--- BEGIN DATA LISTING ---

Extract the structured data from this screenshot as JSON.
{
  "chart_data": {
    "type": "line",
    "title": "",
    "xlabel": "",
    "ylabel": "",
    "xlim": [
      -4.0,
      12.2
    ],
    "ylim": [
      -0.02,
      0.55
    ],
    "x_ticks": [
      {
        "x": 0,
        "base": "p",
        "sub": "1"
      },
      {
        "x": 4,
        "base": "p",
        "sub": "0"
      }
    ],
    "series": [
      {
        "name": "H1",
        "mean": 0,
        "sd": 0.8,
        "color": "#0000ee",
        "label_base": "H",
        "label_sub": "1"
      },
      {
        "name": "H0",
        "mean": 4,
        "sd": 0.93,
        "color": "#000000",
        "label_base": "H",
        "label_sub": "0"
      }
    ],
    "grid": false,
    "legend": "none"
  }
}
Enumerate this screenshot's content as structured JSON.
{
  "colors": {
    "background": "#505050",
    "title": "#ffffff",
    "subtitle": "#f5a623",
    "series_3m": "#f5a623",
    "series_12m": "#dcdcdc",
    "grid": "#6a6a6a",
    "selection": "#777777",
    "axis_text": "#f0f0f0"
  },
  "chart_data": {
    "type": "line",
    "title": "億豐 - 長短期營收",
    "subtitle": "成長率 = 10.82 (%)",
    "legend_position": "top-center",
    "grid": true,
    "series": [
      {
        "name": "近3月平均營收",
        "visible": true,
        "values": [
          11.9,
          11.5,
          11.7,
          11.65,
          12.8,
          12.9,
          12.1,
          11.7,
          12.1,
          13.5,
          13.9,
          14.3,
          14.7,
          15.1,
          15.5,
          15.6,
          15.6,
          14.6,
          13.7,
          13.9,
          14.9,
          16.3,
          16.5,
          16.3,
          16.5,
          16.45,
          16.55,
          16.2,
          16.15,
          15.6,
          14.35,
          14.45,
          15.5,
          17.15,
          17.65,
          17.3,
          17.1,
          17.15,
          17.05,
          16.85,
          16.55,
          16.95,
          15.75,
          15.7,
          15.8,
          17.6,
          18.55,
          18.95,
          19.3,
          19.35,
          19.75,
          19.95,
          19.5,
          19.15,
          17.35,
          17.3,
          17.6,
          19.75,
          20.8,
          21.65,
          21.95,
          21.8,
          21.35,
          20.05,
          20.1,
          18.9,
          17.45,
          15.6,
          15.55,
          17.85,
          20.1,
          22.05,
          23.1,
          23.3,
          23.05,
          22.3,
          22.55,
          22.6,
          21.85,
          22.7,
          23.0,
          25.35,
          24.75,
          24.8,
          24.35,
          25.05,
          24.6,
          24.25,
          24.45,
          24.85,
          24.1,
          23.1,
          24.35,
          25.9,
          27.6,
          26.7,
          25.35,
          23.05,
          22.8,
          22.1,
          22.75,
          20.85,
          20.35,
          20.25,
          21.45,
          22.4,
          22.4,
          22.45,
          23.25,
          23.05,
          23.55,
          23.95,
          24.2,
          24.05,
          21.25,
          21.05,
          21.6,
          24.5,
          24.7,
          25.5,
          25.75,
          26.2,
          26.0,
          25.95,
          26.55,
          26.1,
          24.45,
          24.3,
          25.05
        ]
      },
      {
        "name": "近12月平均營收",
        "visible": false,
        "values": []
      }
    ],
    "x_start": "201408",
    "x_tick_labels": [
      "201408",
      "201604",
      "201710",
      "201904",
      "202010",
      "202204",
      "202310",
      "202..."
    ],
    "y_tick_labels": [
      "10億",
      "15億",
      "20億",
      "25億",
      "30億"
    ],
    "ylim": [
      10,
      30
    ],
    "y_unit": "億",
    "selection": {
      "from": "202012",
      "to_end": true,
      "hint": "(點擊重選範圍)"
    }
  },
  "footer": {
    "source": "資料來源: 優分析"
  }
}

--- END DATA LISTING ---

Say how many lines of the material contain the word "structured", with no other text.

-- SOLUTION FOR THIS TASK --
2